[To be done] Filter the listing below, copying every line in which the word "title" appears.

┌──

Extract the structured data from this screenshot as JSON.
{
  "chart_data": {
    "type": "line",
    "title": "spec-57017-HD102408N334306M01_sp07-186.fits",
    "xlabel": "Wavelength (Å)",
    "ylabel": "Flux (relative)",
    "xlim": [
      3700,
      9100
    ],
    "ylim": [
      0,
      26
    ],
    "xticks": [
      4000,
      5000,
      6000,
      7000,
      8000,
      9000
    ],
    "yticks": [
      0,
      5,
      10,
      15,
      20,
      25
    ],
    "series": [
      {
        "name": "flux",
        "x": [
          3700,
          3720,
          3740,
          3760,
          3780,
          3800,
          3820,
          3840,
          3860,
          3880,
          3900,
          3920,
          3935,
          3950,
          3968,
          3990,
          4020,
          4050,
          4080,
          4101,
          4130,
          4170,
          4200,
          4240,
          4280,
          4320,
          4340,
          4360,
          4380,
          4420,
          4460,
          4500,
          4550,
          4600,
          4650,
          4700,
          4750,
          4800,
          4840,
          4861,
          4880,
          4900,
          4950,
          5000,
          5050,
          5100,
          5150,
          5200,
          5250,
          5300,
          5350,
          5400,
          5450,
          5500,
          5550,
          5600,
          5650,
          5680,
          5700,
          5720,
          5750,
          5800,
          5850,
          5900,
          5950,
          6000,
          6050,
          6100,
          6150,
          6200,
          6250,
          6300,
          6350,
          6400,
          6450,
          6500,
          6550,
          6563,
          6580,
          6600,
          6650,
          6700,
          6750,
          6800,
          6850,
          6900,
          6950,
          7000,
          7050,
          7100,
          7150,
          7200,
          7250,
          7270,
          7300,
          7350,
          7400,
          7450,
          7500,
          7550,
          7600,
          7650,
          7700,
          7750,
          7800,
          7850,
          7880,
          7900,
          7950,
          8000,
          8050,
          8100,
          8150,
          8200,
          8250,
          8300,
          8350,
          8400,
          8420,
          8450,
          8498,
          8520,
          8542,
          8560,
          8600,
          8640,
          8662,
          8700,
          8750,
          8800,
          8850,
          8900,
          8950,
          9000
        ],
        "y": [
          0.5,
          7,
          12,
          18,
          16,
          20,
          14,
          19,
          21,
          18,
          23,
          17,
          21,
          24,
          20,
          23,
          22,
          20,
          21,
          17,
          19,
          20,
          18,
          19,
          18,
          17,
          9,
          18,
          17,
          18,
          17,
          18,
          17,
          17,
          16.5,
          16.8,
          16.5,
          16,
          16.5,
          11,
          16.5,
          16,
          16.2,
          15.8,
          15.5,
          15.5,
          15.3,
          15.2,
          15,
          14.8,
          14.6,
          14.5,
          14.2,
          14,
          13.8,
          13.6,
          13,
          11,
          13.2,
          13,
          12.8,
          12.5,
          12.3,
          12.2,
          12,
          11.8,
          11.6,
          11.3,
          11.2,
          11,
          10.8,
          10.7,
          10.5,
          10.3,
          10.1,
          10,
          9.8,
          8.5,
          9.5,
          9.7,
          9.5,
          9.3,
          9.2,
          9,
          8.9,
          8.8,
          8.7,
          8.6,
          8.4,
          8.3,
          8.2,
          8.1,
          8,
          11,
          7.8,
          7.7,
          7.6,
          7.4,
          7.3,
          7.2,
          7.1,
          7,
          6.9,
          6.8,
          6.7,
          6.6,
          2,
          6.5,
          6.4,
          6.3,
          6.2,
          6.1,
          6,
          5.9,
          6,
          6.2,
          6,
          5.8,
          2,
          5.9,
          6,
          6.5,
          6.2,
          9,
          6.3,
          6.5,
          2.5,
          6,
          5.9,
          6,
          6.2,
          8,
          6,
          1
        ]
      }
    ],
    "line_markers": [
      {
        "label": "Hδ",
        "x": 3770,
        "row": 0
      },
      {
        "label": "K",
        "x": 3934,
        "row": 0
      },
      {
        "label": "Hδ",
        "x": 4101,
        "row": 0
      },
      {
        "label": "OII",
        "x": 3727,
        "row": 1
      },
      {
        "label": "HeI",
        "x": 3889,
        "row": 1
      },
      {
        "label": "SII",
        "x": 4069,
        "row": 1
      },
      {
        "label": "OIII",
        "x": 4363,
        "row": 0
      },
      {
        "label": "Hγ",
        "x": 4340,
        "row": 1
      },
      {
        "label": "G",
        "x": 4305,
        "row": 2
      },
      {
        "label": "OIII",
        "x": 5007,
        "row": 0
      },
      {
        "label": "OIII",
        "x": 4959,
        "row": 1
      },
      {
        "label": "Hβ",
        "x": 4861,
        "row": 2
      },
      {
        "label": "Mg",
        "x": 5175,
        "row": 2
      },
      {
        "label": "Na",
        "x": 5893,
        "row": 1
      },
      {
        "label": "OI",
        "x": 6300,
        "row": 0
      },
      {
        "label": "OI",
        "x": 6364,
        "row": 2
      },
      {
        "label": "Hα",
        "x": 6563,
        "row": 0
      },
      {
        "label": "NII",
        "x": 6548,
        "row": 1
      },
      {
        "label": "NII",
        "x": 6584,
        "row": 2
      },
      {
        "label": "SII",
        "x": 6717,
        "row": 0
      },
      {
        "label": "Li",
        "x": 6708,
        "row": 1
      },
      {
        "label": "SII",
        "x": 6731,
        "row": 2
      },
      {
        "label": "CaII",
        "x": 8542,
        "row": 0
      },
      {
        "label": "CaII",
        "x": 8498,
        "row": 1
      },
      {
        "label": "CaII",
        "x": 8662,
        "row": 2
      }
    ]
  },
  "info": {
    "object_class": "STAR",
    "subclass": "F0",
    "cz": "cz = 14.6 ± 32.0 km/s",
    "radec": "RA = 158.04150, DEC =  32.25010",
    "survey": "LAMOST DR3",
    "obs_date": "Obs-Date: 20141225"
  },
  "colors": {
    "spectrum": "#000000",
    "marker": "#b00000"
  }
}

└──
┌──

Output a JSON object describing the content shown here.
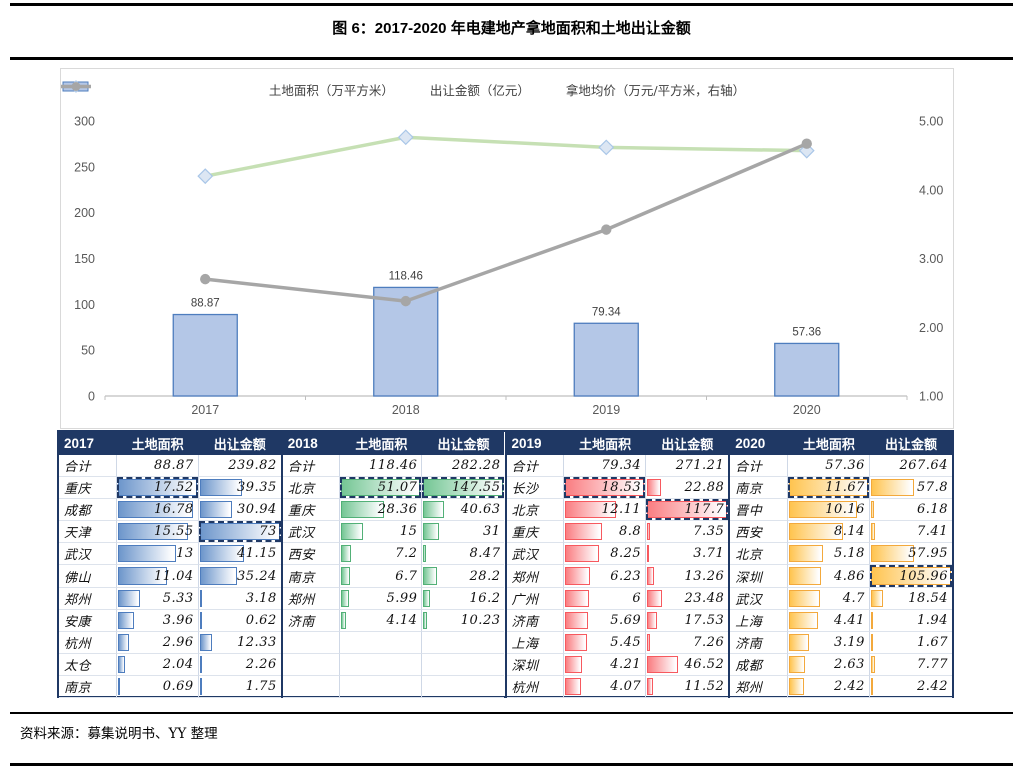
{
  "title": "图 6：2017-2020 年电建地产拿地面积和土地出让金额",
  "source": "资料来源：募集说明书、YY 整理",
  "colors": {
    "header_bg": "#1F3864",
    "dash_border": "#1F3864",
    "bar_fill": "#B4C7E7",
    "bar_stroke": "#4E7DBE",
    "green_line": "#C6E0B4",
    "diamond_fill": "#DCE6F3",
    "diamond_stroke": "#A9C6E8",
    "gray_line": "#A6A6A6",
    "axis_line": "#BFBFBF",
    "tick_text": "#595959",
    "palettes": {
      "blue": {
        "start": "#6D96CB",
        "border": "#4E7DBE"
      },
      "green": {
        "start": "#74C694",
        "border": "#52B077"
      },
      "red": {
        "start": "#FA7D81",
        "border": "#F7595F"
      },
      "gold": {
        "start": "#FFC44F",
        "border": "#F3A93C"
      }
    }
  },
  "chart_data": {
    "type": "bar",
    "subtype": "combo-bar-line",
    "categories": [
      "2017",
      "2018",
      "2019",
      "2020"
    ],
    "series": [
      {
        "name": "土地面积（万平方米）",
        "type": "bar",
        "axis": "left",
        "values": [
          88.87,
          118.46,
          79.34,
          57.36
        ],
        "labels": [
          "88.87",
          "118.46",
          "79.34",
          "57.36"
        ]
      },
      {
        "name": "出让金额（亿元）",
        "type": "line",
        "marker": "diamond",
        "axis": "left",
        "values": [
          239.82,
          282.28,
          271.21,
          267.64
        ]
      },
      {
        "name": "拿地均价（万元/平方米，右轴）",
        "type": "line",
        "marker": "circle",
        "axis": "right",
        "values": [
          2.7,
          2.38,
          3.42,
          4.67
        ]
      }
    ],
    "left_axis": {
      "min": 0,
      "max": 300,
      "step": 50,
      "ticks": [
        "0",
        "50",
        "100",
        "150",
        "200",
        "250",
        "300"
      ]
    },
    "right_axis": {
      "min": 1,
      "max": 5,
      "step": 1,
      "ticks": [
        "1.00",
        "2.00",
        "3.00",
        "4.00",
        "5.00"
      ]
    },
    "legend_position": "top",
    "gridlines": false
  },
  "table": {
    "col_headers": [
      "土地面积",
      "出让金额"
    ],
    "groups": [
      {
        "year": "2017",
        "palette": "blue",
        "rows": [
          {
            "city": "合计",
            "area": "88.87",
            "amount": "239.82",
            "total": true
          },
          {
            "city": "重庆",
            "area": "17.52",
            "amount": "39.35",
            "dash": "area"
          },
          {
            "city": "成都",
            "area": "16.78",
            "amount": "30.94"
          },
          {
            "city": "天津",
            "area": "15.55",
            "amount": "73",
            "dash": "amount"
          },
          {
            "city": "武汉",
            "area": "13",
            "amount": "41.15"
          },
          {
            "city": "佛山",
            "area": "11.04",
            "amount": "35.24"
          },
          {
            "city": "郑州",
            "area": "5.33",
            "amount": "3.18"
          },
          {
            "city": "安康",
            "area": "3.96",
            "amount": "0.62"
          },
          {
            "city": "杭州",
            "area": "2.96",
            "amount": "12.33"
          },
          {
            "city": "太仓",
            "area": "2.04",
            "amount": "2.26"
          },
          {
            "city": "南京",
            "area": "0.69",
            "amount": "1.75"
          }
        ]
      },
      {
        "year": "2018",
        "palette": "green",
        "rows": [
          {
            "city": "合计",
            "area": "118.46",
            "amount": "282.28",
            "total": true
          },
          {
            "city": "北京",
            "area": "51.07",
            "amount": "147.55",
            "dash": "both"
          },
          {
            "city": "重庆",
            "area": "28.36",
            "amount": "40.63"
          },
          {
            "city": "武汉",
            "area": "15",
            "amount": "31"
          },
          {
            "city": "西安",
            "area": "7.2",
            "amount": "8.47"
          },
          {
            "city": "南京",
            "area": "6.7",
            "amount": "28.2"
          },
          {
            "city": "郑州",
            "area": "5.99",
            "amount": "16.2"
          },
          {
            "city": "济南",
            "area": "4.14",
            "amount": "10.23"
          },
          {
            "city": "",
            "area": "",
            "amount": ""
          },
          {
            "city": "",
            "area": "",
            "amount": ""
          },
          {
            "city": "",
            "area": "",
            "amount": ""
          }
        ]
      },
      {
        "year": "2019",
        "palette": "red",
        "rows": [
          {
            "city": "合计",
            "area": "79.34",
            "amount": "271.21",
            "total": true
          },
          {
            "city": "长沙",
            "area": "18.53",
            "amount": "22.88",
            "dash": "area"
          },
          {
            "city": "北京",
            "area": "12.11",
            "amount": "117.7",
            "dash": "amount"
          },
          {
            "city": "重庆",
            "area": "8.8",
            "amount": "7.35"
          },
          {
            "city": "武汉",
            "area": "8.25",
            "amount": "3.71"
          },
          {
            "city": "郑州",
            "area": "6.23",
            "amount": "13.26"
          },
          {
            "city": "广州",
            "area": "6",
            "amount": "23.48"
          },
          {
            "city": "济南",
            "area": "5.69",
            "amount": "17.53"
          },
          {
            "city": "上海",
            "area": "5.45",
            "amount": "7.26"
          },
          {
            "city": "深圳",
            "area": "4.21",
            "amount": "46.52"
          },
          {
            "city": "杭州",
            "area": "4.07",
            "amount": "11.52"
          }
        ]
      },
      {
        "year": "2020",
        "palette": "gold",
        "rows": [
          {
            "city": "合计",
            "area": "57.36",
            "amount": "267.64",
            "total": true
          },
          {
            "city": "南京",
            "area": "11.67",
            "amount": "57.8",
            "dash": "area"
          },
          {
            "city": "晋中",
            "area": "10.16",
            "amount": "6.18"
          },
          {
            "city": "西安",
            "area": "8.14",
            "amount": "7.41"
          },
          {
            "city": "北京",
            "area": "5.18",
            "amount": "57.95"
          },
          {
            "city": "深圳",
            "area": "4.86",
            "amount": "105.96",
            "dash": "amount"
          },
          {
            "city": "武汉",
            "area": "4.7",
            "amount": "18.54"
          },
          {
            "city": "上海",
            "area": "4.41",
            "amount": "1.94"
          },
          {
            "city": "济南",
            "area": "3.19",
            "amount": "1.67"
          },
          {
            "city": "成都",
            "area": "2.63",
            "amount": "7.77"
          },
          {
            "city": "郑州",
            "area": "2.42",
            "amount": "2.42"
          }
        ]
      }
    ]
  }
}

└──

[Output]
    "title": "spec-57017-HD102408N334306M01_sp07-186.fits",
  "title": "图 6：2017-2020 年电建地产拿地面积和土地出让金额",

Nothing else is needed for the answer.